Rede von
Klaus-Dieter
Kühbacher
- Parteizugehörigkeit zum Zeitpunkt der Rede:
(SPD)
- Letzte offizielle eingetragene Parteizugehörigkeit: (SPD)
Herr Präsident! Meine Damen und Herren! Ich will die letzte Bemerkung des Kollegen Riedl aufgreifen. Herr Bundesinnenminister, Sie brauchen es mit der Koalitionsunterstützung nicht so zu treiben, daß Sie die BKA-Beamten beim Bundesaußenminister zum Zuhören verurteilen, damit er wenigstens ein bißchen Publikum hat; denn anschließend werden vielleicht die Waffen geklaut. Ich denke, diese Beamten sollten lieber bei ihren Waffen bleiben.
— Ganz hervorragend! — Aber dies ist eine Debatte im intimen Kreise. Wir sollten sie in ruhigem Ton weiterführen.
Ich möchte das, was Kollege Riedl zum Bundesgrenzschutz gesagt hat, Ihnen, Herr Minister, ganz nahebringen, weil die Frage der Überleitung der Beamten wirklich ein Problem ist. Nur, was die Stellenkürzung angeht, Herr Kollege Riedl, so muß ich einen Ihrer Kollegen zitieren, der mir gesagt hat: „Wenn der Zimmermann Innenminister wird, dann brauchen wir keine Stelleneinsparungen mehr; durch stramme Haltung werden 2 000 Beamte ersetzt." — Dies hat sich nun nicht erfüllt. Aber wir werden ja sehen.

* * * * * * * * *

• _ZIEL DER ÜBUNG_
Geben Sie bitte aus der Rede oben den Abschnitt von „Ich möchte das, was“ bis einschließlich „werden ja sehen.“ wortgetreu wieder.

* * * * * * * * *

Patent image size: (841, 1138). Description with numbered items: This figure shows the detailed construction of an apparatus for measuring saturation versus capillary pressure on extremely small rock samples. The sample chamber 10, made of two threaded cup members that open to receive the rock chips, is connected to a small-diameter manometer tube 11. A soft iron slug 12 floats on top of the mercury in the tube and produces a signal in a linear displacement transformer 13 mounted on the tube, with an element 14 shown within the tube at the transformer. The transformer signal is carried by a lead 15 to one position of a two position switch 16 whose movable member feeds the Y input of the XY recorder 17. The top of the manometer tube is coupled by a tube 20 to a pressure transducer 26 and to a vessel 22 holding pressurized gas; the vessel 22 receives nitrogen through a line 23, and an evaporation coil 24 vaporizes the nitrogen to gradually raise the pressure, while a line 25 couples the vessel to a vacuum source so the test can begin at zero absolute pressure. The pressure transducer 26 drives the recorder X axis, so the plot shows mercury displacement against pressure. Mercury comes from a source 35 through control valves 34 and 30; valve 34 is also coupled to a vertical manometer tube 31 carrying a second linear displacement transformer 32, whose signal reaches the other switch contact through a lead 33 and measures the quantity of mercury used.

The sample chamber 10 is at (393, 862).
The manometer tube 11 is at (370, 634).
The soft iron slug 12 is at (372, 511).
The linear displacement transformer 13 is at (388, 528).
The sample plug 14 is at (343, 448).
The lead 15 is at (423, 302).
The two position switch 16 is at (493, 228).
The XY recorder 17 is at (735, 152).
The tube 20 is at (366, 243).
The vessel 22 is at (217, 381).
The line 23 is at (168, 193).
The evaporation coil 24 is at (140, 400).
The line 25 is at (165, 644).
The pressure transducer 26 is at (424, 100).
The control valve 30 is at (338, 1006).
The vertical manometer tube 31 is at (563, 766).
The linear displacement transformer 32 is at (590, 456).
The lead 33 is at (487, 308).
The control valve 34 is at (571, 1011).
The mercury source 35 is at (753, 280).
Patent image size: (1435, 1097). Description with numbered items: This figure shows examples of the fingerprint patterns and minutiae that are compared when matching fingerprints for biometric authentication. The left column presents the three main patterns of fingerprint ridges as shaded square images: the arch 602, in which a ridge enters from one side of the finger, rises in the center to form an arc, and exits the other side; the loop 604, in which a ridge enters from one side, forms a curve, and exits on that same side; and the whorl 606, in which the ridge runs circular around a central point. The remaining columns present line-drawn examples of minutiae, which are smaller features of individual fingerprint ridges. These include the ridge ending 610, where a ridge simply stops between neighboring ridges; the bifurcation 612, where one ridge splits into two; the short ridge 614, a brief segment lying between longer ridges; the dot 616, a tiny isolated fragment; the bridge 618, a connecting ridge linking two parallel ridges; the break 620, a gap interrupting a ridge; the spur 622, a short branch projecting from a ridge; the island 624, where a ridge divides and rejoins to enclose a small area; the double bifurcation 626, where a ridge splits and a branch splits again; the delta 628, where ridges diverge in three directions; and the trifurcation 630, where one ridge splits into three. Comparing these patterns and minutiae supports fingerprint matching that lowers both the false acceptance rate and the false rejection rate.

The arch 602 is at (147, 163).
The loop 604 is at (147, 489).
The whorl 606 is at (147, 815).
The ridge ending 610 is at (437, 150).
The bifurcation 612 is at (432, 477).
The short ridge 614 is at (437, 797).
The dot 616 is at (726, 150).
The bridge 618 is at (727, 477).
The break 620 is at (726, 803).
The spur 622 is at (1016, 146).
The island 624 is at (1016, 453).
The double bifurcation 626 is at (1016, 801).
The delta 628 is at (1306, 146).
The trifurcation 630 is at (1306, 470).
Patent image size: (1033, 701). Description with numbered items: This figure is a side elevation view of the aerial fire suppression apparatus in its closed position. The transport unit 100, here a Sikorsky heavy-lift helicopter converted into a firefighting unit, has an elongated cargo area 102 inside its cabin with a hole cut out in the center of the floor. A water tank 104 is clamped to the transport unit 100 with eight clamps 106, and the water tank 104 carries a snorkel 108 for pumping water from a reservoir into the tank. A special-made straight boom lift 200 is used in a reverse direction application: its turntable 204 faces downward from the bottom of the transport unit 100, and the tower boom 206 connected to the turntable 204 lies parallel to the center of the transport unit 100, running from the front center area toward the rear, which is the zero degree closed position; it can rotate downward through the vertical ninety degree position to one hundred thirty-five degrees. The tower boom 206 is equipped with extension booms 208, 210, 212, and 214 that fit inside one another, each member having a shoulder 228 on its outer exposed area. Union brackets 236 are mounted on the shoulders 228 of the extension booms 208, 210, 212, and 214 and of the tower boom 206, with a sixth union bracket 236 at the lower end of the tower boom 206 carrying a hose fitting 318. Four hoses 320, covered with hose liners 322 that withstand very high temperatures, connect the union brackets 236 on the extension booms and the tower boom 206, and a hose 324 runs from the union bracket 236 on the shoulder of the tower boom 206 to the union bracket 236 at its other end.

* * * * * * * * *

• _ANTWORT ZUR ÜBUNG_
Ich möchte das, was Kollege Riedl zum Bundesgrenzschutz gesagt hat, Ihnen, Herr Minister, ganz nahebringen, weil die Frage der Überleitung der Beamten wirklich ein Problem ist. Nur, was die Stellenkürzung angeht, Herr Kollege Riedl, so muß ich einen Ihrer Kollegen zitieren, der mir gesagt hat: „Wenn der Zimmermann Innenminister wird, dann brauchen wir keine Stelleneinsparungen mehr; durch stramme Haltung werden 2 000 Beamte ersetzt." — Dies hat sich nun nicht erfüllt. Aber wir werden ja sehen.